-- start of Data lines --

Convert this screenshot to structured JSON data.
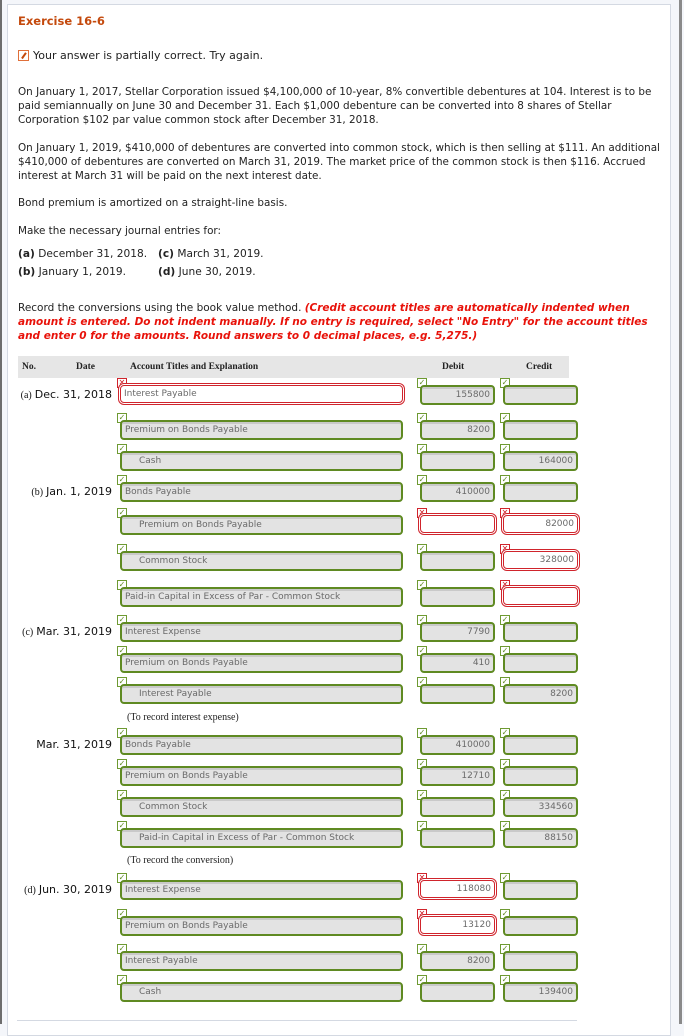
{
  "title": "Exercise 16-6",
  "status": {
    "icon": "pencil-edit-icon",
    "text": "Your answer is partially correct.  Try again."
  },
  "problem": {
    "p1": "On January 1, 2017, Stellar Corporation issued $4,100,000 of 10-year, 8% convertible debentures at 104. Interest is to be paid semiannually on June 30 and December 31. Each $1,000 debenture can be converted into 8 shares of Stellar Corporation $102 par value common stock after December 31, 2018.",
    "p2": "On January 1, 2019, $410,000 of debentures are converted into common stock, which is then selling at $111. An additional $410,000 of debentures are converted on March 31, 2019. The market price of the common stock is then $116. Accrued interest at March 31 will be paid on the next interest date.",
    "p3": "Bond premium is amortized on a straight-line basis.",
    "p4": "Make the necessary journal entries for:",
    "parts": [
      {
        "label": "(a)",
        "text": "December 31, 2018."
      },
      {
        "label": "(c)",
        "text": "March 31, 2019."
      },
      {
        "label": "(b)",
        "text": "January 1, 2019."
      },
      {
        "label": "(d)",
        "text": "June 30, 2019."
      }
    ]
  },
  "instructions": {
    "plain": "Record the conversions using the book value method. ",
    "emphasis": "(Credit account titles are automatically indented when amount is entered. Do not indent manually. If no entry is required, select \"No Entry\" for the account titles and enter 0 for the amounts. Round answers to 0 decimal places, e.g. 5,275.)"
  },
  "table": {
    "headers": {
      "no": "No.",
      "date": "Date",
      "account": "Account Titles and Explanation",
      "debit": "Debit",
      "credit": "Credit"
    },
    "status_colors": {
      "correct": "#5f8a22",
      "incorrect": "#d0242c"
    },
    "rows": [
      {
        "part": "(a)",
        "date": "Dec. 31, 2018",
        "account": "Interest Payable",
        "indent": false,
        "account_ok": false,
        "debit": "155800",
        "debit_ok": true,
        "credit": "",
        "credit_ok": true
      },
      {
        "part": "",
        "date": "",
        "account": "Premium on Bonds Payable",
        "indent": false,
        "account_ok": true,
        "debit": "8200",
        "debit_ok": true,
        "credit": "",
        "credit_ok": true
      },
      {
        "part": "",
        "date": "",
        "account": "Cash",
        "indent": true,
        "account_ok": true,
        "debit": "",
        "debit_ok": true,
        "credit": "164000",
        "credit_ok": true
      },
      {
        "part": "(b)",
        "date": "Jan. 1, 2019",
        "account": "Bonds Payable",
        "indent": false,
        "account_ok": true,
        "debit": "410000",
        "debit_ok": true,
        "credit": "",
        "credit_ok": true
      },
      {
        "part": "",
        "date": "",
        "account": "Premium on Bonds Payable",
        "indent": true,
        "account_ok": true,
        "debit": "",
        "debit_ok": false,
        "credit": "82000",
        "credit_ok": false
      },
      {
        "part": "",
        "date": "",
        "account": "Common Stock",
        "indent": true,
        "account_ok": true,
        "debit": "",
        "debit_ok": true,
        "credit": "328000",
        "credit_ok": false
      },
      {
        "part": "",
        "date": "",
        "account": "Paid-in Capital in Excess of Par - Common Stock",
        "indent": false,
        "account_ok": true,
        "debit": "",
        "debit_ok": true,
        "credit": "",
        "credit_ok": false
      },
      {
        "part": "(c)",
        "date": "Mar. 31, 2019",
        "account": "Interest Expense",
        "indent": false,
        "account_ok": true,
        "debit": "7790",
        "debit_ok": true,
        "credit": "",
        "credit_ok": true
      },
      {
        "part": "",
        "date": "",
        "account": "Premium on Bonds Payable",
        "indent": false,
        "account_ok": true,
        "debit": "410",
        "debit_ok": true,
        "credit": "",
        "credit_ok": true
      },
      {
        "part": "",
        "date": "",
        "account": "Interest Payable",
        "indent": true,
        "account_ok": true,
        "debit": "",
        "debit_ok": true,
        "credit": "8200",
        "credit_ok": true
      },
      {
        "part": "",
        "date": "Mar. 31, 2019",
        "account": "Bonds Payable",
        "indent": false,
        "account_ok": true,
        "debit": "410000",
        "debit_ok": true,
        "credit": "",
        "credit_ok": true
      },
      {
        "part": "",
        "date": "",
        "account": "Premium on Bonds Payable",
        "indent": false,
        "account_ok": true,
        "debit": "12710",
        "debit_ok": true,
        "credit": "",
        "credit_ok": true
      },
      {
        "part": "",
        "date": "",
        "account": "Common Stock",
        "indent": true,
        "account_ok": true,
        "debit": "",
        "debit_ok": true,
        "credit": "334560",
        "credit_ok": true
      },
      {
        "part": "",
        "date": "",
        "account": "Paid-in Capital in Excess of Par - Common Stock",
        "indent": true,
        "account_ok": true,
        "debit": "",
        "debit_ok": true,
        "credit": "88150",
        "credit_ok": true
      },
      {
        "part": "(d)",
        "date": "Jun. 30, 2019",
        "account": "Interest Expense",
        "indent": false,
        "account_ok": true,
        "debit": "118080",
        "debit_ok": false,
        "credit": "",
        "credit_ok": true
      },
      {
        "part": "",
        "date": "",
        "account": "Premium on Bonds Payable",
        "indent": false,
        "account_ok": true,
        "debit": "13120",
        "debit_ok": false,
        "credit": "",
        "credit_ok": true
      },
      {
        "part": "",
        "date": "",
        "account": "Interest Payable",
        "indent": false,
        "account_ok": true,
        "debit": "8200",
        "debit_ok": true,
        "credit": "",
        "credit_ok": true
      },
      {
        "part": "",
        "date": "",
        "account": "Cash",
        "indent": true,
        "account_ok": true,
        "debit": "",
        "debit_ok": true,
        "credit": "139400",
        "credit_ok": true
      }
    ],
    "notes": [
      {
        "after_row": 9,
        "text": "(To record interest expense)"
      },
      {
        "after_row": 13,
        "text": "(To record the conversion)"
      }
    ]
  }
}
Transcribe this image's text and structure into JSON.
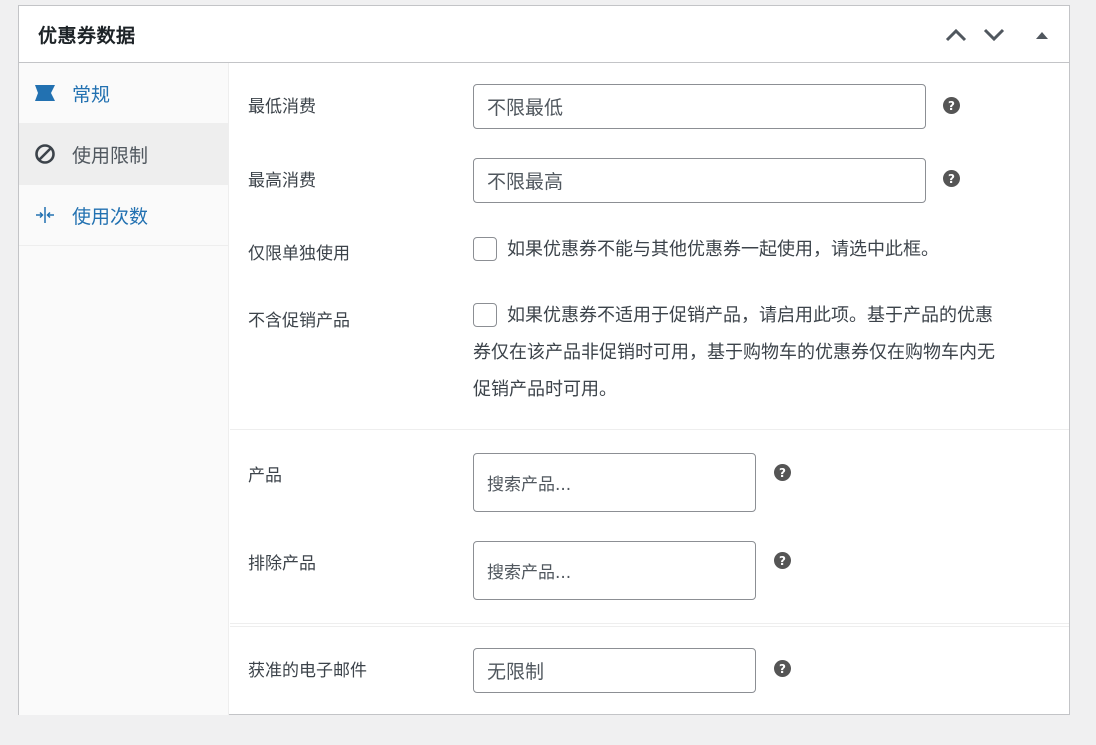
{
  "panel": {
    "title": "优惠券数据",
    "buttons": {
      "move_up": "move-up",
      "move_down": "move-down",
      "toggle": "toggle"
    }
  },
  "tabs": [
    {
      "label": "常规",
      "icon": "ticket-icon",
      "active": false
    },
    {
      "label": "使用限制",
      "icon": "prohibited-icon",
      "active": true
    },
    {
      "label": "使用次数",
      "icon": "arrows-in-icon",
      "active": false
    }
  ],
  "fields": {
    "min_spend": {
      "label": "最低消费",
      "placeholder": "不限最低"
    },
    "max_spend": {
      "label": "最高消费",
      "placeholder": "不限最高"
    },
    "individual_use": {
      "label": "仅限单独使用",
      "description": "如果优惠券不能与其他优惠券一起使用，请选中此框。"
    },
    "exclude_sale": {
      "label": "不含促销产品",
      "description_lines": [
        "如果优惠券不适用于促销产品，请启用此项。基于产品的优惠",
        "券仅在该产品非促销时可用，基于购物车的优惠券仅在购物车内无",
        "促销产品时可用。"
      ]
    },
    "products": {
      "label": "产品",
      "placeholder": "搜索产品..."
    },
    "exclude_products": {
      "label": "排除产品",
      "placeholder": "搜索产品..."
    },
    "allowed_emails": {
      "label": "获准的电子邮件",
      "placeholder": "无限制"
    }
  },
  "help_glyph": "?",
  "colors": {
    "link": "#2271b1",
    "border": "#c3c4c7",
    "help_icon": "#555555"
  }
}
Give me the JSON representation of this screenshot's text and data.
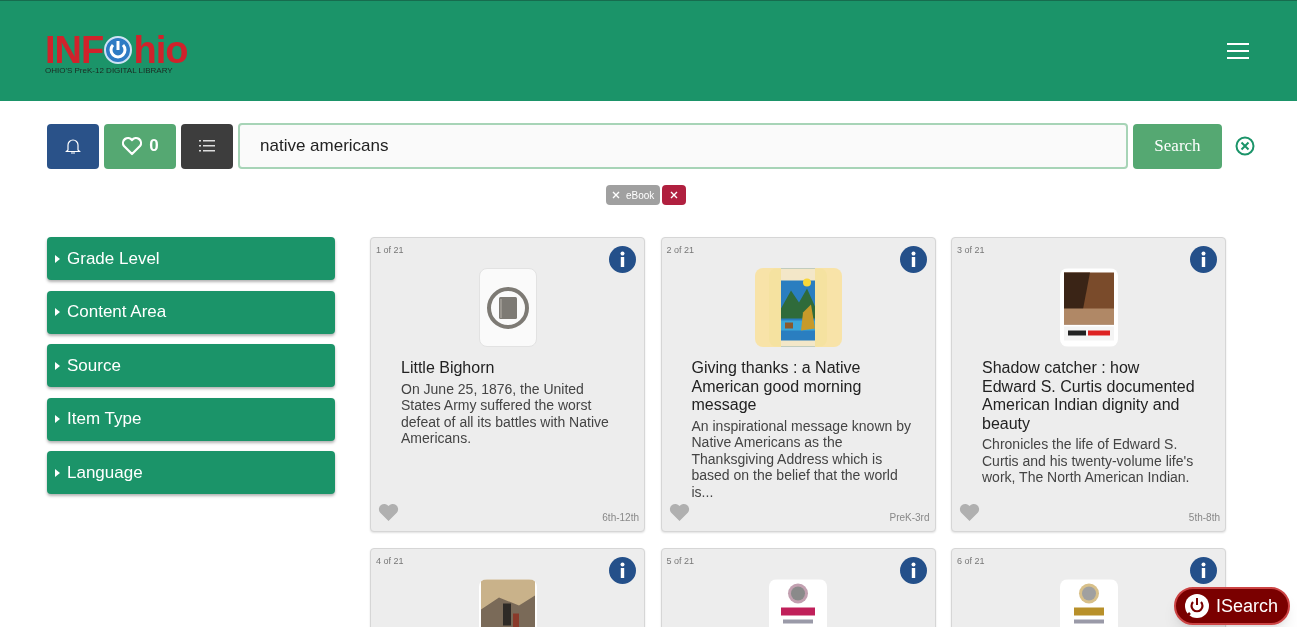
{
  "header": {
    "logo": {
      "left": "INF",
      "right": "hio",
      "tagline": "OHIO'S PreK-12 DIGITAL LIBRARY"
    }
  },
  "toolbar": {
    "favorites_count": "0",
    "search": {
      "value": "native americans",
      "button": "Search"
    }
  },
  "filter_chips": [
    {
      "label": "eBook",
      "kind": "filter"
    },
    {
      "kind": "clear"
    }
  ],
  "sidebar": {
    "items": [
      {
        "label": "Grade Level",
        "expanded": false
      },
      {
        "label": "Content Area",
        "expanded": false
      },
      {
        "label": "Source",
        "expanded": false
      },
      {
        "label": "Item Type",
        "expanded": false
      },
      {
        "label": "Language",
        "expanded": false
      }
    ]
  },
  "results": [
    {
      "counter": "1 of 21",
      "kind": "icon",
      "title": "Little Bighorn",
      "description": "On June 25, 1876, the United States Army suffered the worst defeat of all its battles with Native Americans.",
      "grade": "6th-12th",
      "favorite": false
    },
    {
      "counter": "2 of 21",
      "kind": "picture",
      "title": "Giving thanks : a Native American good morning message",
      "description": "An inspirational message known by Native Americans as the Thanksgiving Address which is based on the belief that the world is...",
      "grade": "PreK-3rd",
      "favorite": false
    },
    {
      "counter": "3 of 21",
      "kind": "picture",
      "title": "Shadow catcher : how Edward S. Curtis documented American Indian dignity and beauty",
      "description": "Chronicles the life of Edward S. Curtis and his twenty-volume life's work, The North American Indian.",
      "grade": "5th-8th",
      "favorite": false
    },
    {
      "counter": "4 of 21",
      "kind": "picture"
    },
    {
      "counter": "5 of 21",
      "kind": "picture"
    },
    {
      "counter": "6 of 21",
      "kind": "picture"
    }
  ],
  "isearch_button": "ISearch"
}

-- end of Data lines --

## What needs to be done
Copy each line containing the word "message" from the data.

## Result
      "title": "Giving thanks : a Native American good morning message",
      "description": "An inspirational message known by Native Americans as the Thanksgiving Address which is based on the belief that the world is...",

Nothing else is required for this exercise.